_Your objective_
Each entry must be reproduced precisely as it stands.

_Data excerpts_
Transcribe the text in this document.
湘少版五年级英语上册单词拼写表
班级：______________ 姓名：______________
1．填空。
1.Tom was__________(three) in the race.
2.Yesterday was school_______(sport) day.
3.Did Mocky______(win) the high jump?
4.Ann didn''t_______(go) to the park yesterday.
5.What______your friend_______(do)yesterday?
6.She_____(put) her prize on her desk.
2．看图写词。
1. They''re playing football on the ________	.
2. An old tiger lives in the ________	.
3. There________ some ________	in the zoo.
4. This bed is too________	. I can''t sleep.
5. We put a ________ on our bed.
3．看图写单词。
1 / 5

_Finished answer_
Transcribe the text in this document.
湘少版五年级英语上册单词拼写表
班级：______________ 姓名：______________
1．填空。
1.Tom was__________(three) in the race.
2.Yesterday was school_______(sport) day.
3.Did Mocky______(win) the high jump?
4.Ann didn''t_______(go) to the park yesterday.
5.What______your friend_______(do)yesterday?
6.She_____(put) her prize on her desk.
2．看图写词。
1. They''re playing football on the ________	.
2. An old tiger lives in the ________	.
3. There________ some ________	in the zoo.
4. This bed is too________	. I can''t sleep.
5. We put a ________ on our bed.
3．看图写单词。
1 / 5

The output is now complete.